* _What is needed_
Write out every line of the material as it stands, apart from the pictures.

* _Dataset content_
------------------------------------------------------------------------
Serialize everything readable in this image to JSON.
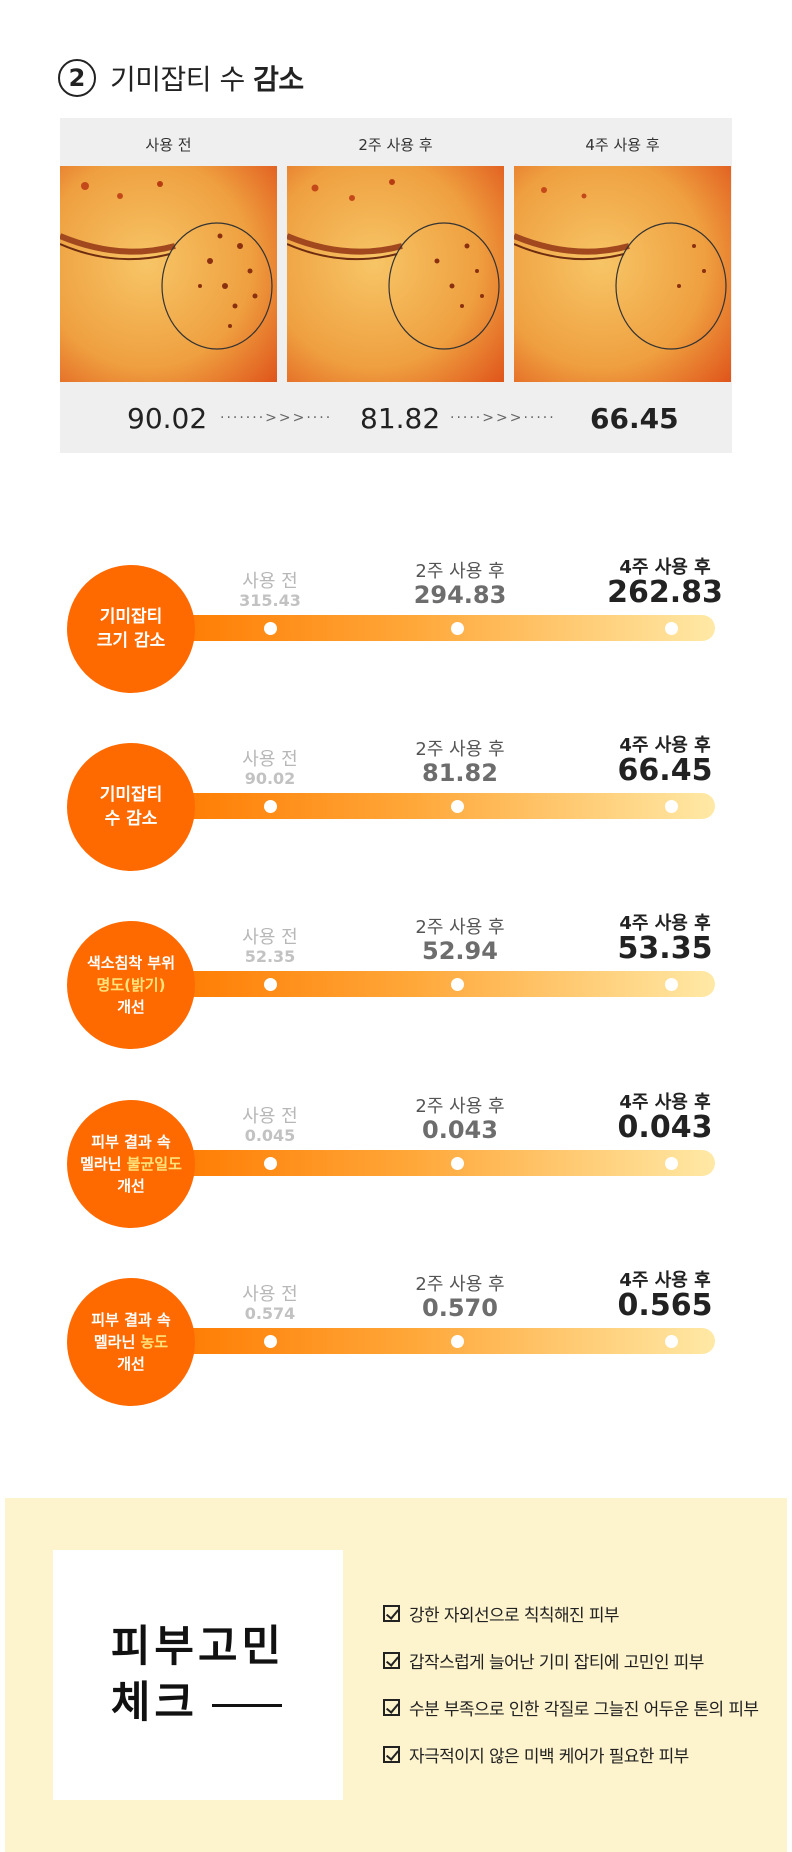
{
  "section": {
    "number": "2",
    "title_regular": "기미잡티 수 ",
    "title_bold": "감소"
  },
  "comparison": {
    "labels": [
      "사용 전",
      "2주 사용 후",
      "4주 사용 후"
    ],
    "scores": [
      "90.02",
      "81.82",
      "66.45"
    ],
    "dots": "·······>>>····",
    "dots2": "·····>>>·····"
  },
  "metrics": [
    {
      "circle": [
        "기미잡티",
        "크기 감소"
      ],
      "before_label": "사용 전",
      "before_value": "315.43",
      "w2_label": "2주 사용 후",
      "w2_value": "294.83",
      "w4_label": "4주 사용 후",
      "w4_value": "262.83"
    },
    {
      "circle": [
        "기미잡티",
        "수 감소"
      ],
      "before_label": "사용 전",
      "before_value": "90.02",
      "w2_label": "2주 사용 후",
      "w2_value": "81.82",
      "w4_label": "4주 사용 후",
      "w4_value": "66.45"
    },
    {
      "circle_top": "색소침착 부위",
      "circle_mid": "명도(밝기)",
      "circle_bottom": "개선",
      "before_label": "사용 전",
      "before_value": "52.35",
      "w2_label": "2주 사용 후",
      "w2_value": "52.94",
      "w4_label": "4주 사용 후",
      "w4_value": "53.35"
    },
    {
      "circle_top": "피부 결과 속",
      "circle_mid_a": "멜라닌 ",
      "circle_mid_b": "불균일도",
      "circle_bottom": "개선",
      "before_label": "사용 전",
      "before_value": "0.045",
      "w2_label": "2주 사용 후",
      "w2_value": "0.043",
      "w4_label": "4주 사용 후",
      "w4_value": "0.043"
    },
    {
      "circle_top": "피부 결과 속",
      "circle_mid_a": "멜라닌 ",
      "circle_mid_b": "농도",
      "circle_bottom": "개선",
      "before_label": "사용 전",
      "before_value": "0.574",
      "w2_label": "2주 사용 후",
      "w2_value": "0.570",
      "w4_label": "4주 사용 후",
      "w4_value": "0.565"
    }
  ],
  "check": {
    "title_line1": "피부고민",
    "title_line2": "체크",
    "items": [
      "강한 자외선으로 칙칙해진 피부",
      "갑작스럽게 늘어난 기미 잡티에 고민인 피부",
      "수분 부족으로 인한 각질로 그늘진 어두운 톤의 피부",
      "자극적이지 않은 미백 케어가 필요한 피부"
    ]
  },
  "colors": {
    "accent": "#ff6a00",
    "highlight": "#ffe27a",
    "check_bg": "#fdf3cd",
    "panel_bg": "#efefef"
  }
}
------------------------------------------------------------------------
* _The response_
Serialize everything readable in this image to JSON.
{
  "section": {
    "number": "2",
    "title_regular": "기미잡티 수 ",
    "title_bold": "감소"
  },
  "comparison": {
    "labels": [
      "사용 전",
      "2주 사용 후",
      "4주 사용 후"
    ],
    "scores": [
      "90.02",
      "81.82",
      "66.45"
    ],
    "dots": "·······>>>····",
    "dots2": "·····>>>·····"
  },
  "metrics": [
    {
      "circle": [
        "기미잡티",
        "크기 감소"
      ],
      "before_label": "사용 전",
      "before_value": "315.43",
      "w2_label": "2주 사용 후",
      "w2_value": "294.83",
      "w4_label": "4주 사용 후",
      "w4_value": "262.83"
    },
    {
      "circle": [
        "기미잡티",
        "수 감소"
      ],
      "before_label": "사용 전",
      "before_value": "90.02",
      "w2_label": "2주 사용 후",
      "w2_value": "81.82",
      "w4_label": "4주 사용 후",
      "w4_value": "66.45"
    },
    {
      "circle_top": "색소침착 부위",
      "circle_mid": "명도(밝기)",
      "circle_bottom": "개선",
      "before_label": "사용 전",
      "before_value": "52.35",
      "w2_label": "2주 사용 후",
      "w2_value": "52.94",
      "w4_label": "4주 사용 후",
      "w4_value": "53.35"
    },
    {
      "circle_top": "피부 결과 속",
      "circle_mid_a": "멜라닌 ",
      "circle_mid_b": "불균일도",
      "circle_bottom": "개선",
      "before_label": "사용 전",
      "before_value": "0.045",
      "w2_label": "2주 사용 후",
      "w2_value": "0.043",
      "w4_label": "4주 사용 후",
      "w4_value": "0.043"
    },
    {
      "circle_top": "피부 결과 속",
      "circle_mid_a": "멜라닌 ",
      "circle_mid_b": "농도",
      "circle_bottom": "개선",
      "before_label": "사용 전",
      "before_value": "0.574",
      "w2_label": "2주 사용 후",
      "w2_value": "0.570",
      "w4_label": "4주 사용 후",
      "w4_value": "0.565"
    }
  ],
  "check": {
    "title_line1": "피부고민",
    "title_line2": "체크",
    "items": [
      "강한 자외선으로 칙칙해진 피부",
      "갑작스럽게 늘어난 기미 잡티에 고민인 피부",
      "수분 부족으로 인한 각질로 그늘진 어두운 톤의 피부",
      "자극적이지 않은 미백 케어가 필요한 피부"
    ]
  },
  "colors": {
    "accent": "#ff6a00",
    "highlight": "#ffe27a",
    "check_bg": "#fdf3cd",
    "panel_bg": "#efefef"
  }
}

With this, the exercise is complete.